Short problem:
Exactly as given, write out the lines from the one containing "Output a JSON" through the end of the listing, with both ends included and nothing else.
■ ■ ■ ■ ■ ■ ■
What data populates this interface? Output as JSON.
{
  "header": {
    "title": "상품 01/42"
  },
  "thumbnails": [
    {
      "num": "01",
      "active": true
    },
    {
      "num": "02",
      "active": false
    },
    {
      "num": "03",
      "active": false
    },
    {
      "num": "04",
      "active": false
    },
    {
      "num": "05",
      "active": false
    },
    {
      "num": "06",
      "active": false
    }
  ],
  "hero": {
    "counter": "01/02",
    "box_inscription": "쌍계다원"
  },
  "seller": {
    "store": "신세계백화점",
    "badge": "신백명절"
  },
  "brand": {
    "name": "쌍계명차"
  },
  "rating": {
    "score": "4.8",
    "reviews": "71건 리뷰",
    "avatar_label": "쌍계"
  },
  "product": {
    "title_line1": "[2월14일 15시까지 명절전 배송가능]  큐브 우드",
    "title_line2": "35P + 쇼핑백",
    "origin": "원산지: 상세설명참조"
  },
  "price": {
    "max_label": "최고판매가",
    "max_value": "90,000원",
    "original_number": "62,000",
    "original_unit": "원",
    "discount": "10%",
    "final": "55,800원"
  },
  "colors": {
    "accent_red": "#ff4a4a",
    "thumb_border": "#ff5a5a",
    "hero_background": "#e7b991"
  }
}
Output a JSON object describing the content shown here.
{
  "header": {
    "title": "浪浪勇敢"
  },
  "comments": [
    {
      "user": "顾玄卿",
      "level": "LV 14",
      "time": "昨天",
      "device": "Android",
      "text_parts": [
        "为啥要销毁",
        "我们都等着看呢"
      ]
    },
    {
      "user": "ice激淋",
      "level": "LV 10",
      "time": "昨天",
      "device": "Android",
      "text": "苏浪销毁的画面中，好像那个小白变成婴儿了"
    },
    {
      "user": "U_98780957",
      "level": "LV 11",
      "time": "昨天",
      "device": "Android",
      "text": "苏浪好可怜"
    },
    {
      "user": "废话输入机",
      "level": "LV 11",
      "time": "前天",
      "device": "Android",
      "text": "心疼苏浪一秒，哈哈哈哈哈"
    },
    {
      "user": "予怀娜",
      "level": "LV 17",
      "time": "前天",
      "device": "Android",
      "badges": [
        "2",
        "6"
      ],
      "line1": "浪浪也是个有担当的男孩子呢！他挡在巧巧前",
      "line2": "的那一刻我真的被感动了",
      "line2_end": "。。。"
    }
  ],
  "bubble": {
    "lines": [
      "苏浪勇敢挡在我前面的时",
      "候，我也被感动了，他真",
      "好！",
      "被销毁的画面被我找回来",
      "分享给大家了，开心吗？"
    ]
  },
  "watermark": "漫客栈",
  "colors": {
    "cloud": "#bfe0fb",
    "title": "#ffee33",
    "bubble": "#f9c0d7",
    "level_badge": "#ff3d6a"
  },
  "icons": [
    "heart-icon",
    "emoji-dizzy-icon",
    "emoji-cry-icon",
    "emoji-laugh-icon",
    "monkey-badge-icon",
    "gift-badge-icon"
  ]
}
■ ■ ■ ■ ■ ■ ■
Answer to the exercise:
Output a JSON object describing the content shown here.
{
  "header": {
    "title": "浪浪勇敢"
  },
  "comments": [
    {
      "user": "顾玄卿",
      "level": "LV 14",
      "time": "昨天",
      "device": "Android",
      "text_parts": [
        "为啥要销毁",
        "我们都等着看呢"
      ]
    },
    {
      "user": "ice激淋",
      "level": "LV 10",
      "time": "昨天",
      "device": "Android",
      "text": "苏浪销毁的画面中，好像那个小白变成婴儿了"
    },
    {
      "user": "U_98780957",
      "level": "LV 11",
      "time": "昨天",
      "device": "Android",
      "text": "苏浪好可怜"
    },
    {
      "user": "废话输入机",
      "level": "LV 11",
      "time": "前天",
      "device": "Android",
      "text": "心疼苏浪一秒，哈哈哈哈哈"
    },
    {
      "user": "予怀娜",
      "level": "LV 17",
      "time": "前天",
      "device": "Android",
      "badges": [
        "2",
        "6"
      ],
      "line1": "浪浪也是个有担当的男孩子呢！他挡在巧巧前",
      "line2": "的那一刻我真的被感动了",
      "line2_end": "。。。"
    }
  ],
  "bubble": {
    "lines": [
      "苏浪勇敢挡在我前面的时",
      "候，我也被感动了，他真",
      "好！",
      "被销毁的画面被我找回来",
      "分享给大家了，开心吗？"
    ]
  },
  "watermark": "漫客栈",
  "colors": {
    "cloud": "#bfe0fb",
    "title": "#ffee33",
    "bubble": "#f9c0d7",
    "level_badge": "#ff3d6a"
  },
  "icons": [
    "heart-icon",
    "emoji-dizzy-icon",
    "emoji-cry-icon",
    "emoji-laugh-icon",
    "monkey-badge-icon",
    "gift-badge-icon"
  ]
}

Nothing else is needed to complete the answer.